» **THE REQUEST**
Pictures aside, quote the whole listing exactly.

» **DATA FOR PROCESSING**
────────
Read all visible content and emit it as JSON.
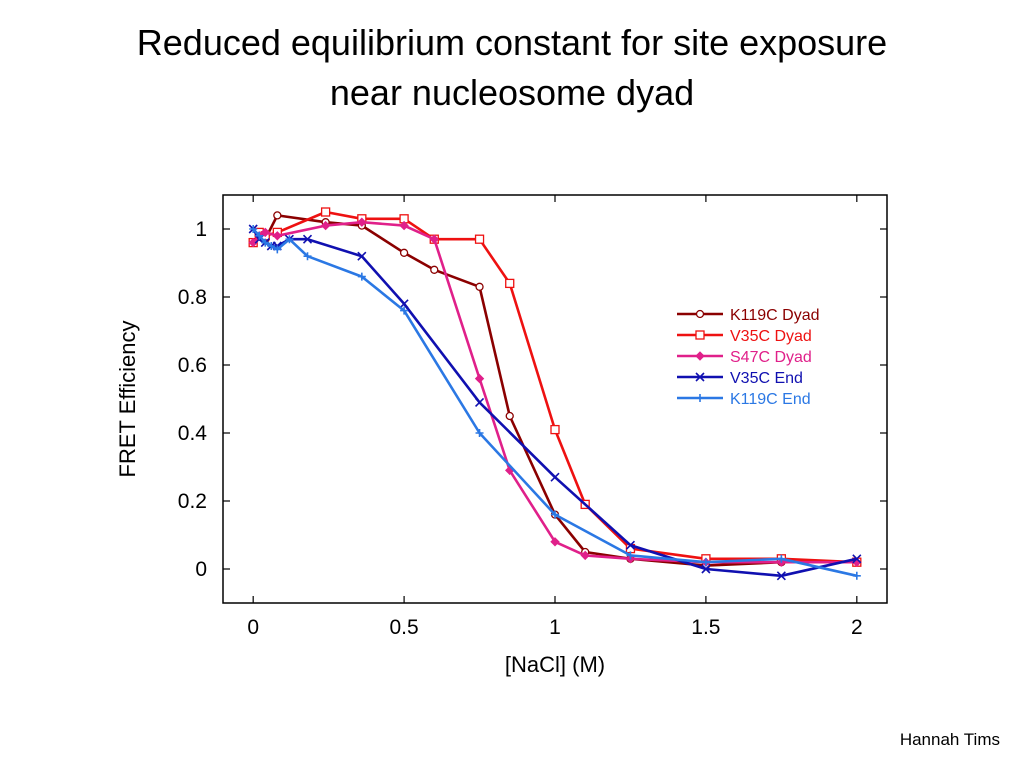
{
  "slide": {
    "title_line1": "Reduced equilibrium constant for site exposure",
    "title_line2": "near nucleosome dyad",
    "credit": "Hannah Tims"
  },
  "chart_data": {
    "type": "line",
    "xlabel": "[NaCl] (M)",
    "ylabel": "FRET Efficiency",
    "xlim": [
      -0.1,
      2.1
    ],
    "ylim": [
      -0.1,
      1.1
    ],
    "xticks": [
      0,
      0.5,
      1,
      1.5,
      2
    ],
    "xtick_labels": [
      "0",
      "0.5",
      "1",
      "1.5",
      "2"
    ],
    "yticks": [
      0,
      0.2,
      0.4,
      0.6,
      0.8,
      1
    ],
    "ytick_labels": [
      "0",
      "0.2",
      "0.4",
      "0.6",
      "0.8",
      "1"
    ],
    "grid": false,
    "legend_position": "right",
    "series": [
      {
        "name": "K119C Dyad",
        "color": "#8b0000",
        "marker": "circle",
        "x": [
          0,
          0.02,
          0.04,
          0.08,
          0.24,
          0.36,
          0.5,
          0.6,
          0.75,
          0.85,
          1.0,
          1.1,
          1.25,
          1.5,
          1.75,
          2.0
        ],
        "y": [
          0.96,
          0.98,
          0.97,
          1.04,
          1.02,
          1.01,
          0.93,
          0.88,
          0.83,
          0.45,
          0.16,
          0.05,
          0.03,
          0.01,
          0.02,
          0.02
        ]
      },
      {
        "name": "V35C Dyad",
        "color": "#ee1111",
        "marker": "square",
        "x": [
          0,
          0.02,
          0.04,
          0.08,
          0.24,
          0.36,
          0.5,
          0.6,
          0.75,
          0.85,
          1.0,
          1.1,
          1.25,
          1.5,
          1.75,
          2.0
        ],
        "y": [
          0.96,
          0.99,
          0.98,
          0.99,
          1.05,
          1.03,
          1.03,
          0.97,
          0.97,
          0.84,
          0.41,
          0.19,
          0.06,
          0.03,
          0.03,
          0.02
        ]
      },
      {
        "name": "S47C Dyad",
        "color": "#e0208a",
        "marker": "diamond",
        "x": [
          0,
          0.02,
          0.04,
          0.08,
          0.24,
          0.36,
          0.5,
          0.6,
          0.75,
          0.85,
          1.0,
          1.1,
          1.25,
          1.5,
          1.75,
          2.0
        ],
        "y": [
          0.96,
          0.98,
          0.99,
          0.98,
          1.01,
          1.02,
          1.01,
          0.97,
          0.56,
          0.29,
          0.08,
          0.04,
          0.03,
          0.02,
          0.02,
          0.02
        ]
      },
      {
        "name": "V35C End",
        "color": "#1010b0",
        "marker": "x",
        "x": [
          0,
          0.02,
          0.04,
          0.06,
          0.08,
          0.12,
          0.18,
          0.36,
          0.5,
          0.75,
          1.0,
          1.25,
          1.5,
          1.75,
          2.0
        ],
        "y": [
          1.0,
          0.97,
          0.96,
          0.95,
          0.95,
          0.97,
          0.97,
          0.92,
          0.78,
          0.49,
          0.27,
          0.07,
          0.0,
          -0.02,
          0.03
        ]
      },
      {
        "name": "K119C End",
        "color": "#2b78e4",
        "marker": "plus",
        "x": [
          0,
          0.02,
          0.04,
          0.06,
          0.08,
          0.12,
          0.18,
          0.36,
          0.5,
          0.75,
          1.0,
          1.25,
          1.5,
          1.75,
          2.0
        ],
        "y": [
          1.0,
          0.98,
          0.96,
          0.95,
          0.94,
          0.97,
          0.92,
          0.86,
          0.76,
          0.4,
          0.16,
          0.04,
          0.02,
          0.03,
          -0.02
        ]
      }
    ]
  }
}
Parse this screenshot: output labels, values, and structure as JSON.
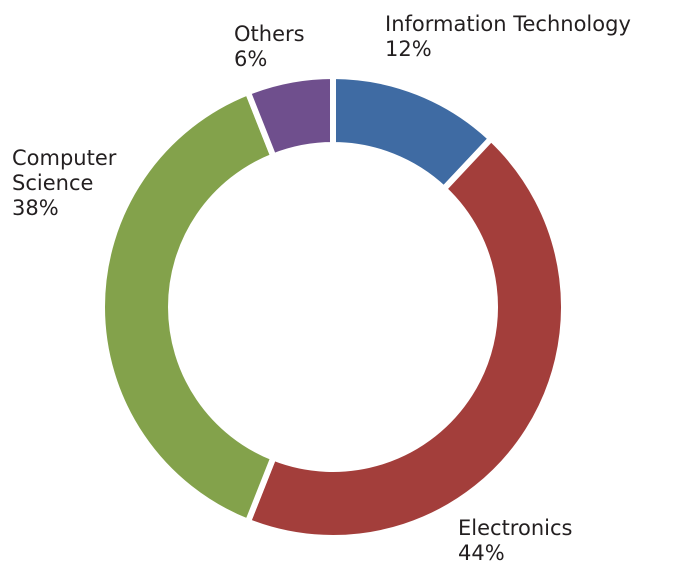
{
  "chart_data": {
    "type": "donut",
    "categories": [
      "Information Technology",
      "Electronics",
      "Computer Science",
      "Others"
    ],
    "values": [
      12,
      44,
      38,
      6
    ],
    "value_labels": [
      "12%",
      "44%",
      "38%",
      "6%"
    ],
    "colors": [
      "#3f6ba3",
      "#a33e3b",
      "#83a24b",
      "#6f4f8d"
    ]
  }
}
────────
» **EXERCISE OUTPUT**
Read all visible content and emit it as JSON.
{
  "slide": {
    "title_line1": "Reduced equilibrium constant for site exposure",
    "title_line2": "near nucleosome dyad",
    "credit": "Hannah Tims"
  },
  "chart_data": {
    "type": "line",
    "xlabel": "[NaCl] (M)",
    "ylabel": "FRET Efficiency",
    "xlim": [
      -0.1,
      2.1
    ],
    "ylim": [
      -0.1,
      1.1
    ],
    "xticks": [
      0,
      0.5,
      1,
      1.5,
      2
    ],
    "xtick_labels": [
      "0",
      "0.5",
      "1",
      "1.5",
      "2"
    ],
    "yticks": [
      0,
      0.2,
      0.4,
      0.6,
      0.8,
      1
    ],
    "ytick_labels": [
      "0",
      "0.2",
      "0.4",
      "0.6",
      "0.8",
      "1"
    ],
    "grid": false,
    "legend_position": "right",
    "series": [
      {
        "name": "K119C Dyad",
        "color": "#8b0000",
        "marker": "circle",
        "x": [
          0,
          0.02,
          0.04,
          0.08,
          0.24,
          0.36,
          0.5,
          0.6,
          0.75,
          0.85,
          1.0,
          1.1,
          1.25,
          1.5,
          1.75,
          2.0
        ],
        "y": [
          0.96,
          0.98,
          0.97,
          1.04,
          1.02,
          1.01,
          0.93,
          0.88,
          0.83,
          0.45,
          0.16,
          0.05,
          0.03,
          0.01,
          0.02,
          0.02
        ]
      },
      {
        "name": "V35C Dyad",
        "color": "#ee1111",
        "marker": "square",
        "x": [
          0,
          0.02,
          0.04,
          0.08,
          0.24,
          0.36,
          0.5,
          0.6,
          0.75,
          0.85,
          1.0,
          1.1,
          1.25,
          1.5,
          1.75,
          2.0
        ],
        "y": [
          0.96,
          0.99,
          0.98,
          0.99,
          1.05,
          1.03,
          1.03,
          0.97,
          0.97,
          0.84,
          0.41,
          0.19,
          0.06,
          0.03,
          0.03,
          0.02
        ]
      },
      {
        "name": "S47C Dyad",
        "color": "#e0208a",
        "marker": "diamond",
        "x": [
          0,
          0.02,
          0.04,
          0.08,
          0.24,
          0.36,
          0.5,
          0.6,
          0.75,
          0.85,
          1.0,
          1.1,
          1.25,
          1.5,
          1.75,
          2.0
        ],
        "y": [
          0.96,
          0.98,
          0.99,
          0.98,
          1.01,
          1.02,
          1.01,
          0.97,
          0.56,
          0.29,
          0.08,
          0.04,
          0.03,
          0.02,
          0.02,
          0.02
        ]
      },
      {
        "name": "V35C End",
        "color": "#1010b0",
        "marker": "x",
        "x": [
          0,
          0.02,
          0.04,
          0.06,
          0.08,
          0.12,
          0.18,
          0.36,
          0.5,
          0.75,
          1.0,
          1.25,
          1.5,
          1.75,
          2.0
        ],
        "y": [
          1.0,
          0.97,
          0.96,
          0.95,
          0.95,
          0.97,
          0.97,
          0.92,
          0.78,
          0.49,
          0.27,
          0.07,
          0.0,
          -0.02,
          0.03
        ]
      },
      {
        "name": "K119C End",
        "color": "#2b78e4",
        "marker": "plus",
        "x": [
          0,
          0.02,
          0.04,
          0.06,
          0.08,
          0.12,
          0.18,
          0.36,
          0.5,
          0.75,
          1.0,
          1.25,
          1.5,
          1.75,
          2.0
        ],
        "y": [
          1.0,
          0.98,
          0.96,
          0.95,
          0.94,
          0.97,
          0.92,
          0.86,
          0.76,
          0.4,
          0.16,
          0.04,
          0.02,
          0.03,
          -0.02
        ]
      }
    ]
  }
}
Parse this screenshot: output labels, values, and structure as JSON.
{
  "chart_data": {
    "type": "donut",
    "categories": [
      "Information Technology",
      "Electronics",
      "Computer Science",
      "Others"
    ],
    "values": [
      12,
      44,
      38,
      6
    ],
    "value_labels": [
      "12%",
      "44%",
      "38%",
      "6%"
    ],
    "colors": [
      "#3f6ba3",
      "#a33e3b",
      "#83a24b",
      "#6f4f8d"
    ]
  }
}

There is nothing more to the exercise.